Repeat each record below exactly, dropping the pictures.

======== DATA SHOWN

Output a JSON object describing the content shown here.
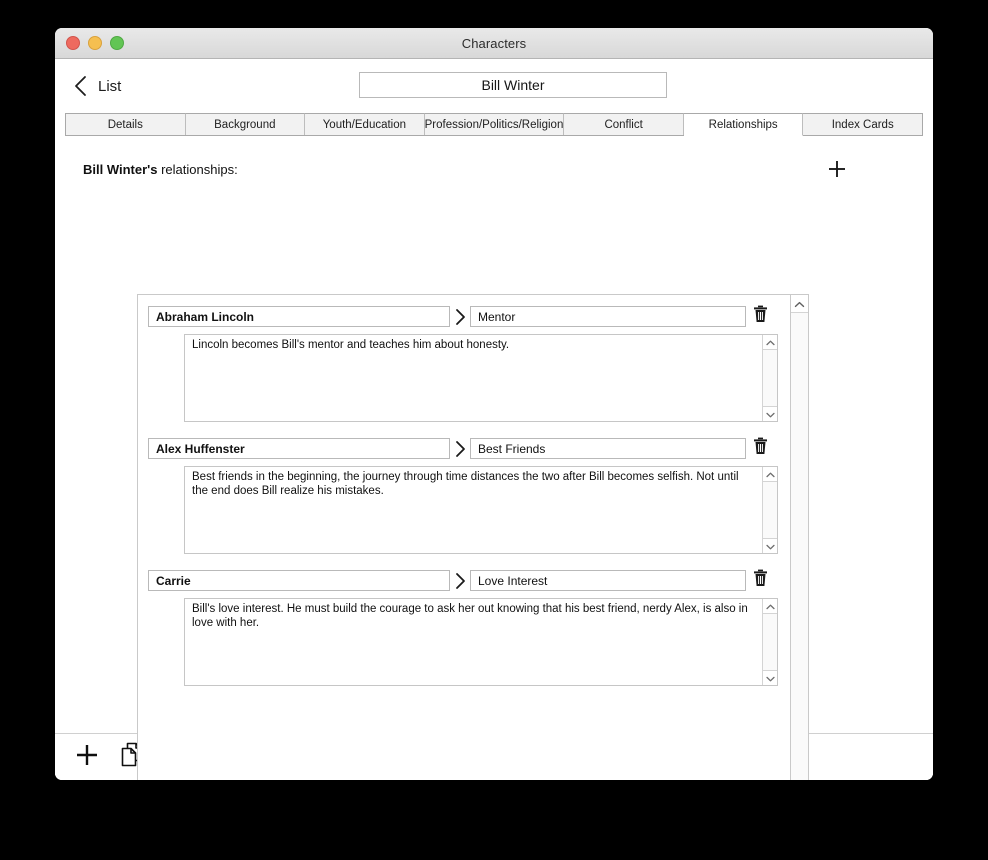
{
  "window": {
    "title": "Characters",
    "traffic_lights": [
      {
        "name": "close",
        "color": "#ee6a5f"
      },
      {
        "name": "minimize",
        "color": "#f5bf50"
      },
      {
        "name": "maximize",
        "color": "#62c554"
      }
    ]
  },
  "nav": {
    "back_label": "List",
    "back_icon": "chevron-left-icon",
    "character_name": "Bill Winter"
  },
  "tabs": [
    {
      "label": "Details",
      "active": false
    },
    {
      "label": "Background",
      "active": false
    },
    {
      "label": "Youth/Education",
      "active": false
    },
    {
      "label": "Profession/Politics/Religion",
      "active": false
    },
    {
      "label": "Conflict",
      "active": false
    },
    {
      "label": "Relationships",
      "active": true
    },
    {
      "label": "Index Cards",
      "active": false
    }
  ],
  "main": {
    "heading_owner": "Bill Winter's",
    "heading_rest": " relationships:",
    "add_button_icon": "plus-icon",
    "relationships": [
      {
        "name": "Abraham Lincoln",
        "role": "Mentor",
        "description": "Lincoln becomes Bill's mentor and teaches him about honesty.",
        "delete_icon": "trash-icon",
        "separator_icon": "chevron-right-icon"
      },
      {
        "name": "Alex Huffenster",
        "role": "Best Friends",
        "description": "Best friends in the beginning, the journey through time distances the two after Bill becomes selfish. Not until the end does Bill realize his mistakes.",
        "delete_icon": "trash-icon",
        "separator_icon": "chevron-right-icon"
      },
      {
        "name": "Carrie",
        "role": "Love Interest",
        "description": "Bill's love interest.  He must build the courage to ask her out knowing that his best friend, nerdy Alex, is also in love with her.",
        "delete_icon": "trash-icon",
        "separator_icon": "chevron-right-icon"
      }
    ]
  },
  "scrollbars": {
    "up_arrow_icon": "chevron-up-icon",
    "down_arrow_icon": "chevron-down-icon"
  },
  "toolbar": [
    {
      "name": "add",
      "icon": "plus-icon"
    },
    {
      "name": "duplicate",
      "icon": "copy-pages-icon"
    },
    {
      "name": "relationships",
      "icon": "two-people-icon"
    },
    {
      "name": "delete",
      "icon": "trash-icon"
    },
    {
      "name": "print",
      "icon": "printer-icon"
    }
  ]
}
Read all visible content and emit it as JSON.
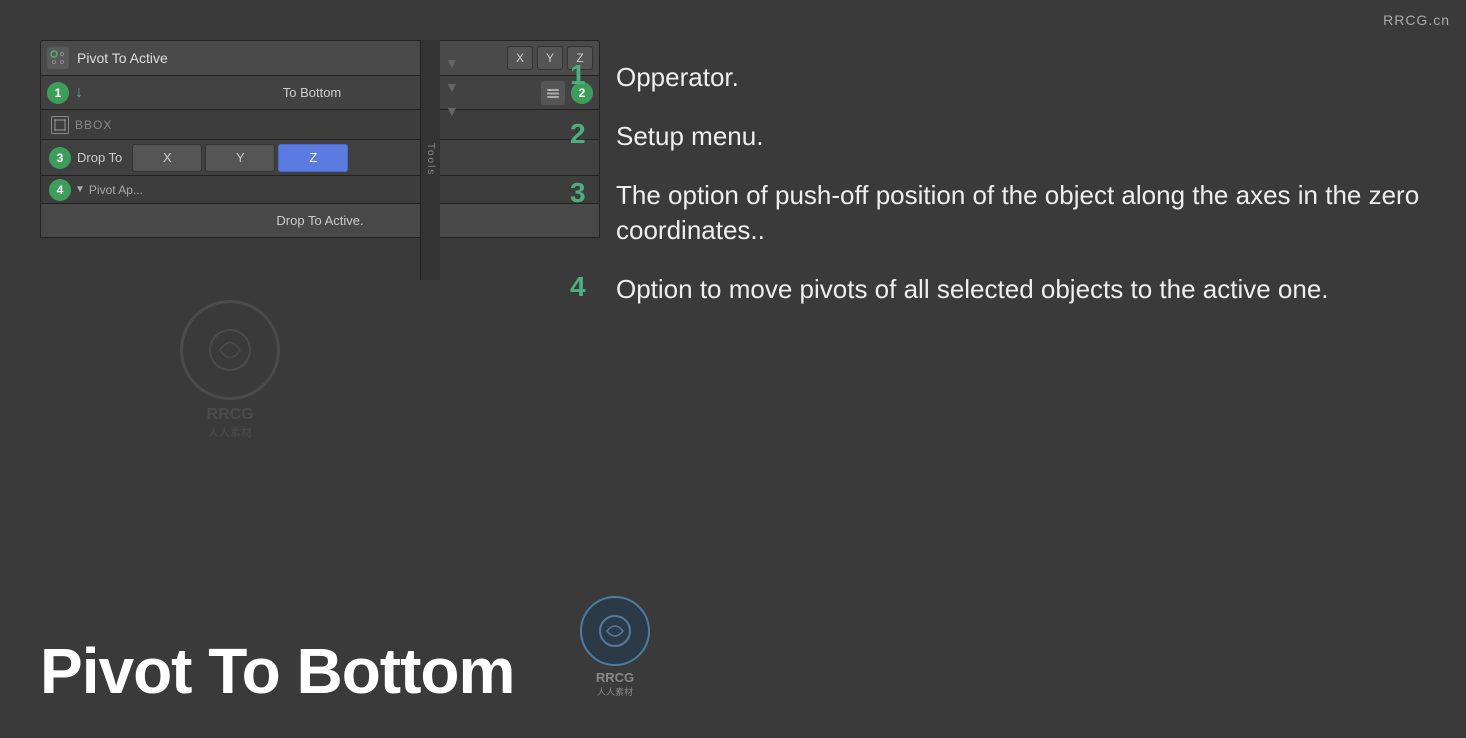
{
  "watermark": {
    "top_right": "RRCG.cn"
  },
  "ui_panel": {
    "toolbar": {
      "operator_label": "Pivot To Active",
      "x_btn": "X",
      "y_btn": "Y",
      "z_btn": "Z"
    },
    "tobottom_row": {
      "badge1": "1",
      "badge2": "2",
      "label": "To Bottom"
    },
    "bbox_label": "BBOX",
    "dropto_row": {
      "badge": "3",
      "label": "Drop To",
      "x_btn": "X",
      "y_btn": "Y",
      "z_btn": "Z"
    },
    "pivot_row": {
      "badge": "4",
      "label": "Pivot Ap..."
    },
    "dropto_active_row": {
      "label": "Drop To Active."
    }
  },
  "descriptions": [
    {
      "number": "1",
      "text": "Opperator."
    },
    {
      "number": "2",
      "text": "Setup menu."
    },
    {
      "number": "3",
      "text": "The option of push-off position of the object along the axes in the zero coordinates.."
    },
    {
      "number": "4",
      "text": "Option to move pivots of all selected objects to the active one."
    }
  ],
  "bottom_title": "Pivot To Bottom"
}
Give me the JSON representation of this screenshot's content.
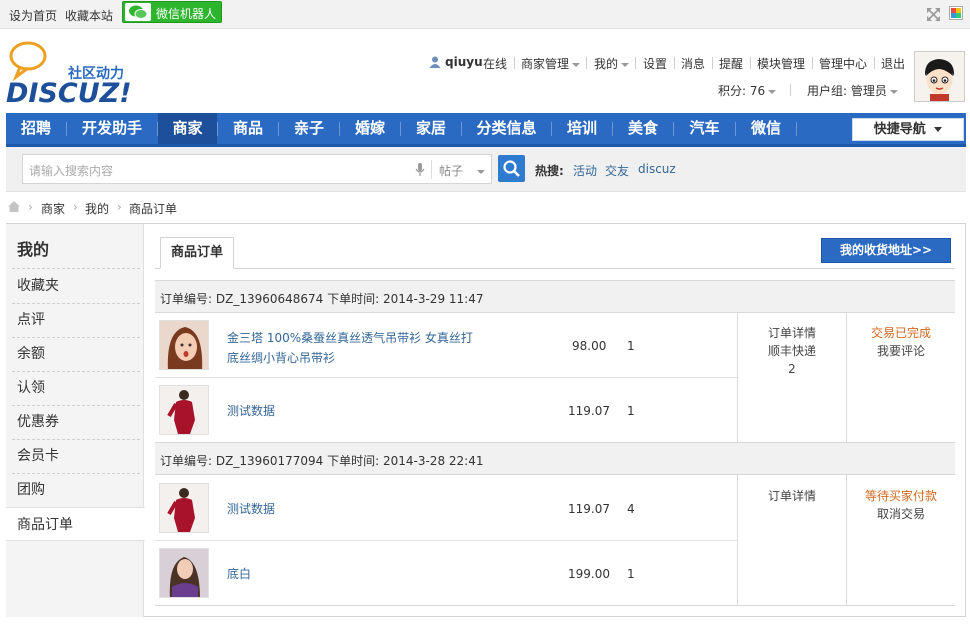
{
  "topbar": {
    "set_home": "设为首页",
    "bookmark": "收藏本站",
    "wechat_robot": "微信机器人",
    "icons": [
      "expand-icon",
      "color-scheme-icon"
    ]
  },
  "logo": {
    "tagline": "社区动力",
    "brand": "DISCUZ!"
  },
  "user": {
    "name": "qiuyu",
    "status": "在线",
    "menu": [
      "商家管理",
      "我的",
      "设置",
      "消息",
      "提醒",
      "模块管理",
      "管理中心",
      "退出"
    ],
    "points": "积分: 76",
    "group": "用户组: 管理员"
  },
  "nav": {
    "items": [
      "招聘",
      "开发助手",
      "商家",
      "商品",
      "亲子",
      "婚嫁",
      "家居",
      "分类信息",
      "培训",
      "美食",
      "汽车",
      "微信"
    ],
    "active": "商家",
    "quick_nav": "快捷导航"
  },
  "search": {
    "placeholder": "请输入搜索内容",
    "scope": "帖子",
    "hot_label": "热搜:",
    "hot_terms": [
      "活动",
      "交友",
      "discuz"
    ]
  },
  "breadcrumb": [
    "商家",
    "我的",
    "商品订单"
  ],
  "sidebar": {
    "title": "我的",
    "items": [
      "收藏夹",
      "点评",
      "余额",
      "认领",
      "优惠券",
      "会员卡",
      "团购",
      "商品订单"
    ],
    "active": "商品订单"
  },
  "content": {
    "tab": "商品订单",
    "address_button": "我的收货地址>>",
    "orders": [
      {
        "header": "订单编号: DZ_13960648674 下单时间: 2014-3-29 11:47",
        "items": [
          {
            "name_line1": "金三塔 100%桑蚕丝真丝透气吊带衫 女真丝打",
            "name_line2": "底丝绸小背心吊带衫",
            "price": "98.00",
            "qty": "1"
          },
          {
            "name_line1": "测试数据",
            "price": "119.07",
            "qty": "1"
          }
        ],
        "detail": "订单详情",
        "shipping": "顺丰快递",
        "shipping_no": "2",
        "status": "交易已完成",
        "action": "我要评论"
      },
      {
        "header": "订单编号: DZ_13960177094 下单时间: 2014-3-28 22:41",
        "items": [
          {
            "name_line1": "测试数据",
            "price": "119.07",
            "qty": "4"
          },
          {
            "name_line1": "底白",
            "price": "199.00",
            "qty": "1"
          }
        ],
        "detail": "订单详情",
        "status": "等待买家付款",
        "action": "取消交易"
      }
    ]
  },
  "colors": {
    "nav_blue": "#2b6ac2",
    "nav_active": "#1d4f9a",
    "wechat_green": "#2db52d",
    "status_orange": "#d2691e",
    "link_blue": "#336699"
  }
}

================

== RESULT ==
Output a JSON object describing the content shown here.
{
  "window": {
    "title": "Characters",
    "traffic_lights": [
      {
        "name": "close",
        "color": "#ee6a5f"
      },
      {
        "name": "minimize",
        "color": "#f5bf50"
      },
      {
        "name": "maximize",
        "color": "#62c554"
      }
    ]
  },
  "nav": {
    "back_label": "List",
    "back_icon": "chevron-left-icon",
    "character_name": "Bill Winter"
  },
  "tabs": [
    {
      "label": "Details",
      "active": false
    },
    {
      "label": "Background",
      "active": false
    },
    {
      "label": "Youth/Education",
      "active": false
    },
    {
      "label": "Profession/Politics/Religion",
      "active": false
    },
    {
      "label": "Conflict",
      "active": false
    },
    {
      "label": "Relationships",
      "active": true
    },
    {
      "label": "Index Cards",
      "active": false
    }
  ],
  "main": {
    "heading_owner": "Bill Winter's",
    "heading_rest": " relationships:",
    "add_button_icon": "plus-icon",
    "relationships": [
      {
        "name": "Abraham Lincoln",
        "role": "Mentor",
        "description": "Lincoln becomes Bill's mentor and teaches him about honesty.",
        "delete_icon": "trash-icon",
        "separator_icon": "chevron-right-icon"
      },
      {
        "name": "Alex Huffenster",
        "role": "Best Friends",
        "description": "Best friends in the beginning, the journey through time distances the two after Bill becomes selfish. Not until the end does Bill realize his mistakes.",
        "delete_icon": "trash-icon",
        "separator_icon": "chevron-right-icon"
      },
      {
        "name": "Carrie",
        "role": "Love Interest",
        "description": "Bill's love interest.  He must build the courage to ask her out knowing that his best friend, nerdy Alex, is also in love with her.",
        "delete_icon": "trash-icon",
        "separator_icon": "chevron-right-icon"
      }
    ]
  },
  "scrollbars": {
    "up_arrow_icon": "chevron-up-icon",
    "down_arrow_icon": "chevron-down-icon"
  },
  "toolbar": [
    {
      "name": "add",
      "icon": "plus-icon"
    },
    {
      "name": "duplicate",
      "icon": "copy-pages-icon"
    },
    {
      "name": "relationships",
      "icon": "two-people-icon"
    },
    {
      "name": "delete",
      "icon": "trash-icon"
    },
    {
      "name": "print",
      "icon": "printer-icon"
    }
  ]
}
Read all visible content and emit it as JSON.
{
  "watermark": {
    "top_right": "RRCG.cn"
  },
  "ui_panel": {
    "toolbar": {
      "operator_label": "Pivot To Active",
      "x_btn": "X",
      "y_btn": "Y",
      "z_btn": "Z"
    },
    "tobottom_row": {
      "badge1": "1",
      "badge2": "2",
      "label": "To Bottom"
    },
    "bbox_label": "BBOX",
    "dropto_row": {
      "badge": "3",
      "label": "Drop To",
      "x_btn": "X",
      "y_btn": "Y",
      "z_btn": "Z"
    },
    "pivot_row": {
      "badge": "4",
      "label": "Pivot Ap..."
    },
    "dropto_active_row": {
      "label": "Drop To Active."
    }
  },
  "descriptions": [
    {
      "number": "1",
      "text": "Opperator."
    },
    {
      "number": "2",
      "text": "Setup menu."
    },
    {
      "number": "3",
      "text": "The option of push-off position of the object along the axes in the zero coordinates.."
    },
    {
      "number": "4",
      "text": "Option to move pivots of all selected objects to the active one."
    }
  ],
  "bottom_title": "Pivot To Bottom"
}
Give me the JSON representation of this screenshot's content.
{
  "topbar": {
    "set_home": "设为首页",
    "bookmark": "收藏本站",
    "wechat_robot": "微信机器人",
    "icons": [
      "expand-icon",
      "color-scheme-icon"
    ]
  },
  "logo": {
    "tagline": "社区动力",
    "brand": "DISCUZ!"
  },
  "user": {
    "name": "qiuyu",
    "status": "在线",
    "menu": [
      "商家管理",
      "我的",
      "设置",
      "消息",
      "提醒",
      "模块管理",
      "管理中心",
      "退出"
    ],
    "points": "积分: 76",
    "group": "用户组: 管理员"
  },
  "nav": {
    "items": [
      "招聘",
      "开发助手",
      "商家",
      "商品",
      "亲子",
      "婚嫁",
      "家居",
      "分类信息",
      "培训",
      "美食",
      "汽车",
      "微信"
    ],
    "active": "商家",
    "quick_nav": "快捷导航"
  },
  "search": {
    "placeholder": "请输入搜索内容",
    "scope": "帖子",
    "hot_label": "热搜:",
    "hot_terms": [
      "活动",
      "交友",
      "discuz"
    ]
  },
  "breadcrumb": [
    "商家",
    "我的",
    "商品订单"
  ],
  "sidebar": {
    "title": "我的",
    "items": [
      "收藏夹",
      "点评",
      "余额",
      "认领",
      "优惠券",
      "会员卡",
      "团购",
      "商品订单"
    ],
    "active": "商品订单"
  },
  "content": {
    "tab": "商品订单",
    "address_button": "我的收货地址>>",
    "orders": [
      {
        "header": "订单编号: DZ_13960648674 下单时间: 2014-3-29 11:47",
        "items": [
          {
            "name_line1": "金三塔 100%桑蚕丝真丝透气吊带衫 女真丝打",
            "name_line2": "底丝绸小背心吊带衫",
            "price": "98.00",
            "qty": "1"
          },
          {
            "name_line1": "测试数据",
            "price": "119.07",
            "qty": "1"
          }
        ],
        "detail": "订单详情",
        "shipping": "顺丰快递",
        "shipping_no": "2",
        "status": "交易已完成",
        "action": "我要评论"
      },
      {
        "header": "订单编号: DZ_13960177094 下单时间: 2014-3-28 22:41",
        "items": [
          {
            "name_line1": "测试数据",
            "price": "119.07",
            "qty": "4"
          },
          {
            "name_line1": "底白",
            "price": "199.00",
            "qty": "1"
          }
        ],
        "detail": "订单详情",
        "status": "等待买家付款",
        "action": "取消交易"
      }
    ]
  },
  "colors": {
    "nav_blue": "#2b6ac2",
    "nav_active": "#1d4f9a",
    "wechat_green": "#2db52d",
    "status_orange": "#d2691e",
    "link_blue": "#336699"
  }
}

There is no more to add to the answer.